**RECORDS FOR THE TASK:**

──────────

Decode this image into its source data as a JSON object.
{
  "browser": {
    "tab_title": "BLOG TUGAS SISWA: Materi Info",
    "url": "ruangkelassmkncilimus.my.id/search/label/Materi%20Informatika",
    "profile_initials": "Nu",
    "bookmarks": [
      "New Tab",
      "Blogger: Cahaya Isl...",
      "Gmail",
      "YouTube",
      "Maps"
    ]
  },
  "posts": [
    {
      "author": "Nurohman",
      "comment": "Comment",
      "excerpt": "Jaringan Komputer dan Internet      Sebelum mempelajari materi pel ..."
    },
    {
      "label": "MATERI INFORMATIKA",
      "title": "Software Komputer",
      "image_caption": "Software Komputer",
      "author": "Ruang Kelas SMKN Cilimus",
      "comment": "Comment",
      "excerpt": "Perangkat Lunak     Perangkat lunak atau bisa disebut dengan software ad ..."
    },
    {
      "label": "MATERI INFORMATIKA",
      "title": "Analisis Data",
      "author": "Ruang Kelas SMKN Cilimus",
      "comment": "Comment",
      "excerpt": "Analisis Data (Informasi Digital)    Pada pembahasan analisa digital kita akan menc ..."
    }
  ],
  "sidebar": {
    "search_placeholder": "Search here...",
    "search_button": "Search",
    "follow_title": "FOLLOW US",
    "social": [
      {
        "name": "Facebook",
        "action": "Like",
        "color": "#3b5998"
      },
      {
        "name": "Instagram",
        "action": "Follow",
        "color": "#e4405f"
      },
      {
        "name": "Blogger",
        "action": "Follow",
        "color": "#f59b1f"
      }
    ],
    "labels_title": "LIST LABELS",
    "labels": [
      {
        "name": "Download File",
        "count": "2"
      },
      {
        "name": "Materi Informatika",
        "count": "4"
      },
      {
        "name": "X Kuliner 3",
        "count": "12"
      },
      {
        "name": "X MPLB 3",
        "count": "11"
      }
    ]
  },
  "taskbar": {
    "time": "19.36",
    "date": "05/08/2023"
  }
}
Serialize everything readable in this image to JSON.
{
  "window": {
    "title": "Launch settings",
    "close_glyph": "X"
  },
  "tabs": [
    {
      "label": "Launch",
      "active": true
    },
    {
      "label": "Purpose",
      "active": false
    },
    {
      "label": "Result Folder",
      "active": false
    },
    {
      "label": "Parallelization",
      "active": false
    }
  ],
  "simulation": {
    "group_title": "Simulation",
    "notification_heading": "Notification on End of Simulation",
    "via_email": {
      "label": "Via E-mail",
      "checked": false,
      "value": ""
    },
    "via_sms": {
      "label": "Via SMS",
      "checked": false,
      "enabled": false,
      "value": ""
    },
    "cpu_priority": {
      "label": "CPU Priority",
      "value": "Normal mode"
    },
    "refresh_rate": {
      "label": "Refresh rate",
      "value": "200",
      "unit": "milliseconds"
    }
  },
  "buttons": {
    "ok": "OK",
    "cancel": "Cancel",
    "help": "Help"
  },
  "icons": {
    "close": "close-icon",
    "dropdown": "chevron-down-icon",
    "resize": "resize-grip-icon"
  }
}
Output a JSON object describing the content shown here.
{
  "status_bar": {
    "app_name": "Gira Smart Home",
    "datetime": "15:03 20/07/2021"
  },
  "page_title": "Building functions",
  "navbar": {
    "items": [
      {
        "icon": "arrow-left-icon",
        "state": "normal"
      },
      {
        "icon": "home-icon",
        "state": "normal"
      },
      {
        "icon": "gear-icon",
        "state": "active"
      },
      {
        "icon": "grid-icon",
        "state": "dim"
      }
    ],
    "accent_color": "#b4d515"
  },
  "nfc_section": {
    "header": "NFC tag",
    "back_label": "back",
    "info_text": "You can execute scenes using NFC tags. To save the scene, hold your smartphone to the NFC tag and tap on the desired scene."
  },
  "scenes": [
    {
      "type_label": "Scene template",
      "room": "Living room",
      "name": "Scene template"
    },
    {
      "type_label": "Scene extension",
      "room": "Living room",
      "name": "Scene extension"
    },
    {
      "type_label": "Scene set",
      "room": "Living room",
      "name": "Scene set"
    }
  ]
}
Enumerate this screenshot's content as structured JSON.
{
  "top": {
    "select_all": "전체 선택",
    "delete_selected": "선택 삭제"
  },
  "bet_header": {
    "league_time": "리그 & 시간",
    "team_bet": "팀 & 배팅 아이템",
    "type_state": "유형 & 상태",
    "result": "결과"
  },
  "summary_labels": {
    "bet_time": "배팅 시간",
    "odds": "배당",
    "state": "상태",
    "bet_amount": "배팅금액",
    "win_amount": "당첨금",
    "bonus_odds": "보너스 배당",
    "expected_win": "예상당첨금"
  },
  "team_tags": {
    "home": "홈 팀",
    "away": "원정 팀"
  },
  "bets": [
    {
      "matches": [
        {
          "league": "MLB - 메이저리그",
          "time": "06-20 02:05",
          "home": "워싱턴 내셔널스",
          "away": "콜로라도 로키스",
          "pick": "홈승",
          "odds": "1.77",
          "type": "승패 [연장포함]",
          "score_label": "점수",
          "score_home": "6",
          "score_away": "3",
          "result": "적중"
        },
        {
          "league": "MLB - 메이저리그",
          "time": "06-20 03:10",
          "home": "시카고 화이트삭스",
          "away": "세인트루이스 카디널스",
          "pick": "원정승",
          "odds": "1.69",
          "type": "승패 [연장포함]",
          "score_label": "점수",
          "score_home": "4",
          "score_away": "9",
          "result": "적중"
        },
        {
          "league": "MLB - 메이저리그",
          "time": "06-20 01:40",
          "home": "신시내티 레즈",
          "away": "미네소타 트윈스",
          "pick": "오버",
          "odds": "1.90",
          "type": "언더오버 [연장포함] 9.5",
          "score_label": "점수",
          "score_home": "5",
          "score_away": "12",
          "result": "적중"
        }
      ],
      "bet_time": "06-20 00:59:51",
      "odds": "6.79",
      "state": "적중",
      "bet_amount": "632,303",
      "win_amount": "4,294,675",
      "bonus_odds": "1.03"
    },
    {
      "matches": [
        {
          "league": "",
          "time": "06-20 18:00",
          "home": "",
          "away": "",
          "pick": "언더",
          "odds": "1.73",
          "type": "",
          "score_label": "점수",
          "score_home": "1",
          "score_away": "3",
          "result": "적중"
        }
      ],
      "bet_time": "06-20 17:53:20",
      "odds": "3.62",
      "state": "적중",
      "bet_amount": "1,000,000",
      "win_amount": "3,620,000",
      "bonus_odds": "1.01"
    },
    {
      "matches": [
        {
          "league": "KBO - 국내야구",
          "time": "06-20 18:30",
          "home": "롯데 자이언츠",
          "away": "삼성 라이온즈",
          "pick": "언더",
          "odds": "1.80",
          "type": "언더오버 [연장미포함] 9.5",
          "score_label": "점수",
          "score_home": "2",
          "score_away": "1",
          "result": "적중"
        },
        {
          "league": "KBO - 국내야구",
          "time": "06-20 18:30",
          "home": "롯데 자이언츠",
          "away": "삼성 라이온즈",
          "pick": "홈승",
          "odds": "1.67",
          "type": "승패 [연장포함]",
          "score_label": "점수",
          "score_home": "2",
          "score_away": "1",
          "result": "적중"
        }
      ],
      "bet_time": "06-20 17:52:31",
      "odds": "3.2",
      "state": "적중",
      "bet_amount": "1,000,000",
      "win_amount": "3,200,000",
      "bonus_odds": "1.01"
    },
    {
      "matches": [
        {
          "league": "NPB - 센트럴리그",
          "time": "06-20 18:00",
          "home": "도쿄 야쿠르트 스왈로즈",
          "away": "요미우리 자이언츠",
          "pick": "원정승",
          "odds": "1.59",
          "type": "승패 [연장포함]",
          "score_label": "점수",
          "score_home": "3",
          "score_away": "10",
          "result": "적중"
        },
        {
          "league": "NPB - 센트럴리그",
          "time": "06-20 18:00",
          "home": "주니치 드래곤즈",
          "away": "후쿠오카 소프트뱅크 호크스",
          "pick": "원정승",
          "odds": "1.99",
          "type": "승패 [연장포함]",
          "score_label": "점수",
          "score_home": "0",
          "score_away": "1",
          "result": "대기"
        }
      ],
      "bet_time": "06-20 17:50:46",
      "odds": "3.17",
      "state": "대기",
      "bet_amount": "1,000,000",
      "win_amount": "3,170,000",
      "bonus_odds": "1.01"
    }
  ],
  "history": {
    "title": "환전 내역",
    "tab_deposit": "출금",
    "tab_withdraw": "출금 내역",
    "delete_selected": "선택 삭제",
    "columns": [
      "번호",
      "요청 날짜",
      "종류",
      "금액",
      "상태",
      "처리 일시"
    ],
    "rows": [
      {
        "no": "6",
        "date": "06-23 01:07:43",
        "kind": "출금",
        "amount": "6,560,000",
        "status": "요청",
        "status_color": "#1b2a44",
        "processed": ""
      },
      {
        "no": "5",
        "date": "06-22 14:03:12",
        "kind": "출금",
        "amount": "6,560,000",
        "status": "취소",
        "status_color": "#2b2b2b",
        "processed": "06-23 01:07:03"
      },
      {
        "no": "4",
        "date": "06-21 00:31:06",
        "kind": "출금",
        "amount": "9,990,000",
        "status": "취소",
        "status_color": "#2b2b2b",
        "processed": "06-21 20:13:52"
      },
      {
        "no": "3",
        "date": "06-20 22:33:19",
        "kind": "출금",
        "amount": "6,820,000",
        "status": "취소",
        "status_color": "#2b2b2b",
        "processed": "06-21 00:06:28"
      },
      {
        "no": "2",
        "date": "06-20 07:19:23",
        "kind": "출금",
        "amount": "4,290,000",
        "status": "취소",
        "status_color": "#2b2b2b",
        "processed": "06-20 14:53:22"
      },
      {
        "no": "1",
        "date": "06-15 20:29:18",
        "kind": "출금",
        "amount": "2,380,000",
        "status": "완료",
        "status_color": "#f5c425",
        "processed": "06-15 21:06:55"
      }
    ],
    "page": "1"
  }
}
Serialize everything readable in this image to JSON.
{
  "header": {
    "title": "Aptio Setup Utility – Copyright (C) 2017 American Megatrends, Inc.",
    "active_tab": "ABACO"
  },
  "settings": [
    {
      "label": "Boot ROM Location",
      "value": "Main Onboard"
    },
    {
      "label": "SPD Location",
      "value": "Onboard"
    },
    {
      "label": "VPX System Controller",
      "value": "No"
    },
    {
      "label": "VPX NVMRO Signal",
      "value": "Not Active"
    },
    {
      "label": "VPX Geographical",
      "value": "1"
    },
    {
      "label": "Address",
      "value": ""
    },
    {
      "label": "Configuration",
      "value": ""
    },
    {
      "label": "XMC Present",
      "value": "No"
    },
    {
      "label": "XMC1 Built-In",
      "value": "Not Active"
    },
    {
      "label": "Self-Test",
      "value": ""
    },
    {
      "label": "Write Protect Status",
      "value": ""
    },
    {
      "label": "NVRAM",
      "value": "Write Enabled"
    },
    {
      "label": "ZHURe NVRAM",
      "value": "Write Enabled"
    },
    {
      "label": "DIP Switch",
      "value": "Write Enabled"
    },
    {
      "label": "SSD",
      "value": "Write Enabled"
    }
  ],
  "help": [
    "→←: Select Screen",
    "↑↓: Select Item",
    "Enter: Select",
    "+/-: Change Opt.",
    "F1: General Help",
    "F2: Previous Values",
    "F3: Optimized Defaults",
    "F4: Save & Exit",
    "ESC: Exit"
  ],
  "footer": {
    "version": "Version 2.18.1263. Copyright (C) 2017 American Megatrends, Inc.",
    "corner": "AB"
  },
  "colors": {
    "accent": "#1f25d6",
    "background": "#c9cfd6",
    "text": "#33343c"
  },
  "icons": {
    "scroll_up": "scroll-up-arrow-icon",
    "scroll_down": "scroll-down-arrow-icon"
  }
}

──────────

**YOUR TASK:**
From the data, pick out every line that includes "JSON".

**FINAL ANSWER:**
Decode this image into its source data as a JSON object.
Serialize everything readable in this image to JSON.
Output a JSON object describing the content shown here.
Enumerate this screenshot's content as structured JSON.
Serialize everything readable in this image to JSON.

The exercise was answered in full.